▸ **Records shown**:
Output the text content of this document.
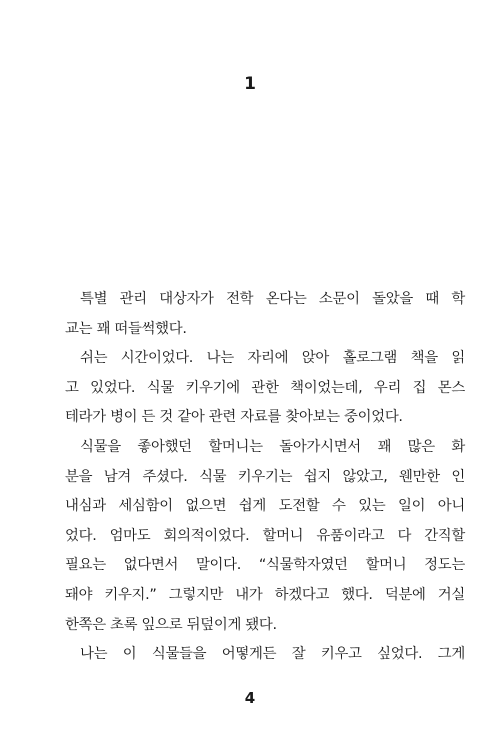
1
특별 관리 대상자가 전학 온다는 소문이 돌았을 때 학
교는 꽤 떠들썩했다.
쉬는 시간이었다. 나는 자리에 앉아 홀로그램 책을 읽
고 있었다. 식물 키우기에 관한 책이었는데, 우리 집 몬스
테라가 병이 든 것 같아 관련 자료를 찾아보는 중이었다.
식물을 좋아했던 할머니는 돌아가시면서 꽤 많은 화
분을 남겨 주셨다. 식물 키우기는 쉽지 않았고, 웬만한 인
내심과 세심함이 없으면 쉽게 도전할 수 있는 일이 아니
었다. 엄마도 회의적이었다. 할머니 유품이라고 다 간직할
필요는 없다면서 말이다. “식물학자였던 할머니 정도는
돼야 키우지.” 그렇지만 내가 하겠다고 했다. 덕분에 거실
한쪽은 초록 잎으로 뒤덮이게 됐다.
나는 이 식물들을 어떻게든 잘 키우고 싶었다. 그게
4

▸ **Brief**:
Transcribe every line in the entries above, taking out only the images.

▸ **Answer to the problem**:
Output the text content of this document.
1
특별 관리 대상자가 전학 온다는 소문이 돌았을 때 학
교는 꽤 떠들썩했다.
쉬는 시간이었다. 나는 자리에 앉아 홀로그램 책을 읽
고 있었다. 식물 키우기에 관한 책이었는데, 우리 집 몬스
테라가 병이 든 것 같아 관련 자료를 찾아보는 중이었다.
식물을 좋아했던 할머니는 돌아가시면서 꽤 많은 화
분을 남겨 주셨다. 식물 키우기는 쉽지 않았고, 웬만한 인
내심과 세심함이 없으면 쉽게 도전할 수 있는 일이 아니
었다. 엄마도 회의적이었다. 할머니 유품이라고 다 간직할
필요는 없다면서 말이다. “식물학자였던 할머니 정도는
돼야 키우지.” 그렇지만 내가 하겠다고 했다. 덕분에 거실
한쪽은 초록 잎으로 뒤덮이게 됐다.
나는 이 식물들을 어떻게든 잘 키우고 싶었다. 그게
4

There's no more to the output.